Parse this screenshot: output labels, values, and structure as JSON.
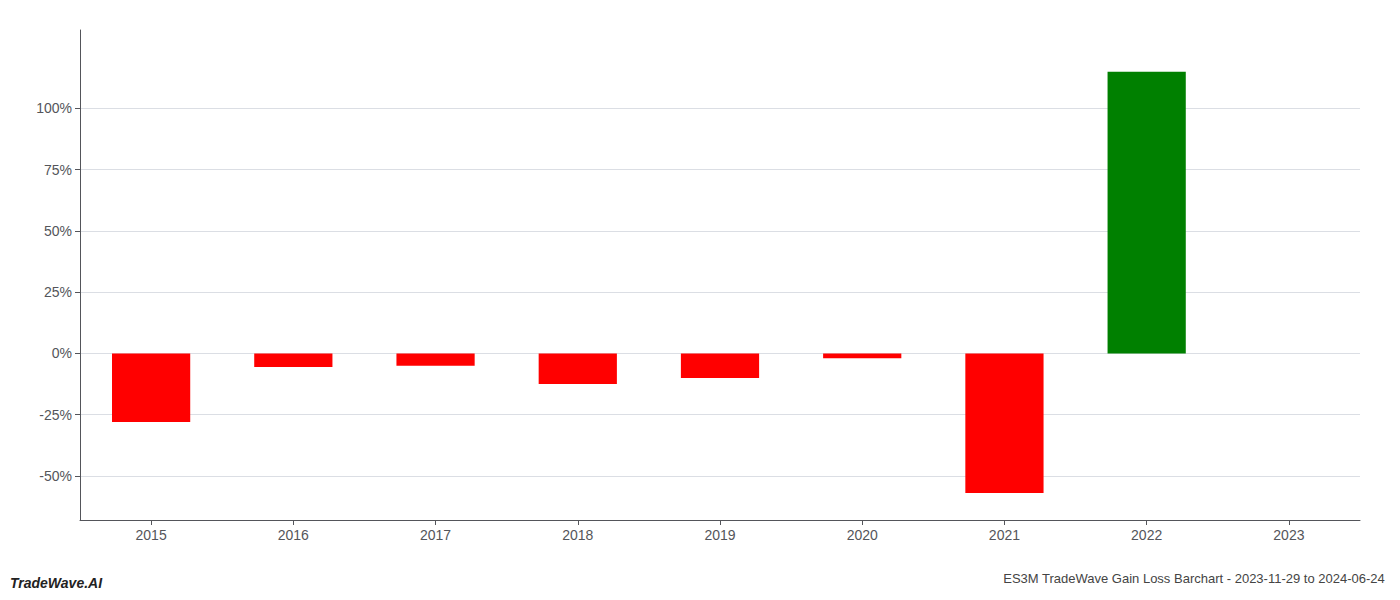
{
  "chart_data": {
    "type": "bar",
    "title": "ES3M TradeWave Gain Loss Barchart - 2023-11-29 to 2024-06-24",
    "annotations": [
      "TradeWave.AI"
    ],
    "categories": [
      "2015",
      "2016",
      "2017",
      "2018",
      "2019",
      "2020",
      "2021",
      "2022",
      "2023"
    ],
    "values": [
      -28.0,
      -5.5,
      -5.0,
      -12.5,
      -10.0,
      -2.0,
      -57.0,
      115.0,
      0.0
    ],
    "colors": [
      "#ff0000",
      "#ff0000",
      "#ff0000",
      "#ff0000",
      "#ff0000",
      "#ff0000",
      "#ff0000",
      "#008000",
      "#ffffff"
    ],
    "ylim": [
      -68,
      132
    ],
    "yticks": [
      {
        "value": -50,
        "label": "-50%"
      },
      {
        "value": -25,
        "label": "-25%"
      },
      {
        "value": 0,
        "label": "0%"
      },
      {
        "value": 25,
        "label": "25%"
      },
      {
        "value": 50,
        "label": "50%"
      },
      {
        "value": 75,
        "label": "75%"
      },
      {
        "value": 100,
        "label": "100%"
      }
    ],
    "grid": true
  }
}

**********

**Set task:**
Pick out, from the lines above, every one that contains the string "TradeWave".

**Problem solution:**
    "title": "ES3M TradeWave Gain Loss Barchart - 2023-11-29 to 2024-06-24",
      "TradeWave.AI"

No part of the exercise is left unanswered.